- _Brief_: Copy every line of the material below word for word.

- _Extracted records_:
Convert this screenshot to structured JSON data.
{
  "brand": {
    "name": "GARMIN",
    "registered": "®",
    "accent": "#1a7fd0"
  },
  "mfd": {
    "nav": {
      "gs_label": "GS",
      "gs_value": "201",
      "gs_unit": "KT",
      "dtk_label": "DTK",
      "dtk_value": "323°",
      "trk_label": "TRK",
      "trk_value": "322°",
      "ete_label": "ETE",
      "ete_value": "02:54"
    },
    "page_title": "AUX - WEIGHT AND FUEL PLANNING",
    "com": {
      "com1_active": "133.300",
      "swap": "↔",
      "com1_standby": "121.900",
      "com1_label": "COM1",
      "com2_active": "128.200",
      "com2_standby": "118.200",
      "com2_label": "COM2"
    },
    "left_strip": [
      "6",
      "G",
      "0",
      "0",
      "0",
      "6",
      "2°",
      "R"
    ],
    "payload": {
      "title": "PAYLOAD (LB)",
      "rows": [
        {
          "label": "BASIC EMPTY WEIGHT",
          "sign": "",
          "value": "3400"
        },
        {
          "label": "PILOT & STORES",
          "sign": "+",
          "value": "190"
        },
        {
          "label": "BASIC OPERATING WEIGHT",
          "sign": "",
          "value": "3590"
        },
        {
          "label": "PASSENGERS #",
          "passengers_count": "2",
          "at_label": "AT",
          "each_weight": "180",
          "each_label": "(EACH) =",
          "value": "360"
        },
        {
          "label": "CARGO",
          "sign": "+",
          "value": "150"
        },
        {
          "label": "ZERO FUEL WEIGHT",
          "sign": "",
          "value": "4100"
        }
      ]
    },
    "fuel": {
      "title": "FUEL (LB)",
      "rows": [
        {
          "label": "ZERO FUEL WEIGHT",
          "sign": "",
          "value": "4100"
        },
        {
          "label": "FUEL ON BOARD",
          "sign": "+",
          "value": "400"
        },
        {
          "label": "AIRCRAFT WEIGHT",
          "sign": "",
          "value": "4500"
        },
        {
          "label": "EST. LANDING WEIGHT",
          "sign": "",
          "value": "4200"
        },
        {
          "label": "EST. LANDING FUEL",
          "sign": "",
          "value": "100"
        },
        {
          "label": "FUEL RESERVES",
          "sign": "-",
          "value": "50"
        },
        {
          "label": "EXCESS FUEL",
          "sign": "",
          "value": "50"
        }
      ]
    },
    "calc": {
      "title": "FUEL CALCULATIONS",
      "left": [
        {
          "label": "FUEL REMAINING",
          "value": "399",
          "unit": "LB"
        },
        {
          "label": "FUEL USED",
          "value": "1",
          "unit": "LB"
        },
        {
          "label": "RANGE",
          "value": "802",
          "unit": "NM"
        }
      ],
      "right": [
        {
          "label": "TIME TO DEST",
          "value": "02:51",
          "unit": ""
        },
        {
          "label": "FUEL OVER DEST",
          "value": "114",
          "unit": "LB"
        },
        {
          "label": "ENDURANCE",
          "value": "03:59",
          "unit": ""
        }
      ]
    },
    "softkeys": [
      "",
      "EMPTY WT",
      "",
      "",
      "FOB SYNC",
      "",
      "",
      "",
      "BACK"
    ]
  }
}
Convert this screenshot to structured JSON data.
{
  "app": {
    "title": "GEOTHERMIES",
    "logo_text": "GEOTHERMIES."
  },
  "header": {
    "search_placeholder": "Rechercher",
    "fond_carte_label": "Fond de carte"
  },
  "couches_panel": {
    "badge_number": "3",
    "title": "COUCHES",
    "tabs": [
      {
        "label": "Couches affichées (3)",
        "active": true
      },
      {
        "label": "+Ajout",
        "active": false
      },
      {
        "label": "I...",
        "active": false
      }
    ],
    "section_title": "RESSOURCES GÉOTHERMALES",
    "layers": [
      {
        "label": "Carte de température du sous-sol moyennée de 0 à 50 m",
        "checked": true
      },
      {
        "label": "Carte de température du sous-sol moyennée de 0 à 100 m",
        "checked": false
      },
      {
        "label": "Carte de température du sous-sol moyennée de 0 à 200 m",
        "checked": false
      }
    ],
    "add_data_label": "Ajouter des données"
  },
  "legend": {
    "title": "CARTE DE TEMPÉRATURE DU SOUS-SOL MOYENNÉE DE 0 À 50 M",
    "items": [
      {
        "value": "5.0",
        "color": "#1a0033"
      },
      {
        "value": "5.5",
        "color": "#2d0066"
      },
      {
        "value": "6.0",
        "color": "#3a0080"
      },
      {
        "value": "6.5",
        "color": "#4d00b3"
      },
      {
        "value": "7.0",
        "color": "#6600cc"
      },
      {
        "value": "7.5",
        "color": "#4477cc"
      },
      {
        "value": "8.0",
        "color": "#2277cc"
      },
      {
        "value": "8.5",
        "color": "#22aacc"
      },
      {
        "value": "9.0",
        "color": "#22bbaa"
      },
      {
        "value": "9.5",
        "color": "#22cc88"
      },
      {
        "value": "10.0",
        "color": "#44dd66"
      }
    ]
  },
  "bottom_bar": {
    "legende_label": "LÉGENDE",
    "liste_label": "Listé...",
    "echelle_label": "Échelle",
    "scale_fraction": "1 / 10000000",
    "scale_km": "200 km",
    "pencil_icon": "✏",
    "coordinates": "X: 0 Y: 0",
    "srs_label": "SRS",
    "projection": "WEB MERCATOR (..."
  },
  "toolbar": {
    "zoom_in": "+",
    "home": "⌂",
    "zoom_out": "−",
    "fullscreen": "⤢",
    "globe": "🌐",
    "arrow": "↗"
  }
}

- _Expected answer_:
Convert this screenshot to structured JSON data.
{
  "brand": {
    "name": "GARMIN",
    "registered": "®",
    "accent": "#1a7fd0"
  },
  "mfd": {
    "nav": {
      "gs_label": "GS",
      "gs_value": "201",
      "gs_unit": "KT",
      "dtk_label": "DTK",
      "dtk_value": "323°",
      "trk_label": "TRK",
      "trk_value": "322°",
      "ete_label": "ETE",
      "ete_value": "02:54"
    },
    "page_title": "AUX - WEIGHT AND FUEL PLANNING",
    "com": {
      "com1_active": "133.300",
      "swap": "↔",
      "com1_standby": "121.900",
      "com1_label": "COM1",
      "com2_active": "128.200",
      "com2_standby": "118.200",
      "com2_label": "COM2"
    },
    "left_strip": [
      "6",
      "G",
      "0",
      "0",
      "0",
      "6",
      "2°",
      "R"
    ],
    "payload": {
      "title": "PAYLOAD (LB)",
      "rows": [
        {
          "label": "BASIC EMPTY WEIGHT",
          "sign": "",
          "value": "3400"
        },
        {
          "label": "PILOT & STORES",
          "sign": "+",
          "value": "190"
        },
        {
          "label": "BASIC OPERATING WEIGHT",
          "sign": "",
          "value": "3590"
        },
        {
          "label": "PASSENGERS #",
          "passengers_count": "2",
          "at_label": "AT",
          "each_weight": "180",
          "each_label": "(EACH) =",
          "value": "360"
        },
        {
          "label": "CARGO",
          "sign": "+",
          "value": "150"
        },
        {
          "label": "ZERO FUEL WEIGHT",
          "sign": "",
          "value": "4100"
        }
      ]
    },
    "fuel": {
      "title": "FUEL (LB)",
      "rows": [
        {
          "label": "ZERO FUEL WEIGHT",
          "sign": "",
          "value": "4100"
        },
        {
          "label": "FUEL ON BOARD",
          "sign": "+",
          "value": "400"
        },
        {
          "label": "AIRCRAFT WEIGHT",
          "sign": "",
          "value": "4500"
        },
        {
          "label": "EST. LANDING WEIGHT",
          "sign": "",
          "value": "4200"
        },
        {
          "label": "EST. LANDING FUEL",
          "sign": "",
          "value": "100"
        },
        {
          "label": "FUEL RESERVES",
          "sign": "-",
          "value": "50"
        },
        {
          "label": "EXCESS FUEL",
          "sign": "",
          "value": "50"
        }
      ]
    },
    "calc": {
      "title": "FUEL CALCULATIONS",
      "left": [
        {
          "label": "FUEL REMAINING",
          "value": "399",
          "unit": "LB"
        },
        {
          "label": "FUEL USED",
          "value": "1",
          "unit": "LB"
        },
        {
          "label": "RANGE",
          "value": "802",
          "unit": "NM"
        }
      ],
      "right": [
        {
          "label": "TIME TO DEST",
          "value": "02:51",
          "unit": ""
        },
        {
          "label": "FUEL OVER DEST",
          "value": "114",
          "unit": "LB"
        },
        {
          "label": "ENDURANCE",
          "value": "03:59",
          "unit": ""
        }
      ]
    },
    "softkeys": [
      "",
      "EMPTY WT",
      "",
      "",
      "FOB SYNC",
      "",
      "",
      "",
      "BACK"
    ]
  }
}
Convert this screenshot to structured JSON data.
{
  "app": {
    "title": "GEOTHERMIES",
    "logo_text": "GEOTHERMIES."
  },
  "header": {
    "search_placeholder": "Rechercher",
    "fond_carte_label": "Fond de carte"
  },
  "couches_panel": {
    "badge_number": "3",
    "title": "COUCHES",
    "tabs": [
      {
        "label": "Couches affichées (3)",
        "active": true
      },
      {
        "label": "+Ajout",
        "active": false
      },
      {
        "label": "I...",
        "active": false
      }
    ],
    "section_title": "RESSOURCES GÉOTHERMALES",
    "layers": [
      {
        "label": "Carte de température du sous-sol moyennée de 0 à 50 m",
        "checked": true
      },
      {
        "label": "Carte de température du sous-sol moyennée de 0 à 100 m",
        "checked": false
      },
      {
        "label": "Carte de température du sous-sol moyennée de 0 à 200 m",
        "checked": false
      }
    ],
    "add_data_label": "Ajouter des données"
  },
  "legend": {
    "title": "CARTE DE TEMPÉRATURE DU SOUS-SOL MOYENNÉE DE 0 À 50 M",
    "items": [
      {
        "value": "5.0",
        "color": "#1a0033"
      },
      {
        "value": "5.5",
        "color": "#2d0066"
      },
      {
        "value": "6.0",
        "color": "#3a0080"
      },
      {
        "value": "6.5",
        "color": "#4d00b3"
      },
      {
        "value": "7.0",
        "color": "#6600cc"
      },
      {
        "value": "7.5",
        "color": "#4477cc"
      },
      {
        "value": "8.0",
        "color": "#2277cc"
      },
      {
        "value": "8.5",
        "color": "#22aacc"
      },
      {
        "value": "9.0",
        "color": "#22bbaa"
      },
      {
        "value": "9.5",
        "color": "#22cc88"
      },
      {
        "value": "10.0",
        "color": "#44dd66"
      }
    ]
  },
  "bottom_bar": {
    "legende_label": "LÉGENDE",
    "liste_label": "Listé...",
    "echelle_label": "Échelle",
    "scale_fraction": "1 / 10000000",
    "scale_km": "200 km",
    "pencil_icon": "✏",
    "coordinates": "X: 0 Y: 0",
    "srs_label": "SRS",
    "projection": "WEB MERCATOR (..."
  },
  "toolbar": {
    "zoom_in": "+",
    "home": "⌂",
    "zoom_out": "−",
    "fullscreen": "⤢",
    "globe": "🌐",
    "arrow": "↗"
  }
}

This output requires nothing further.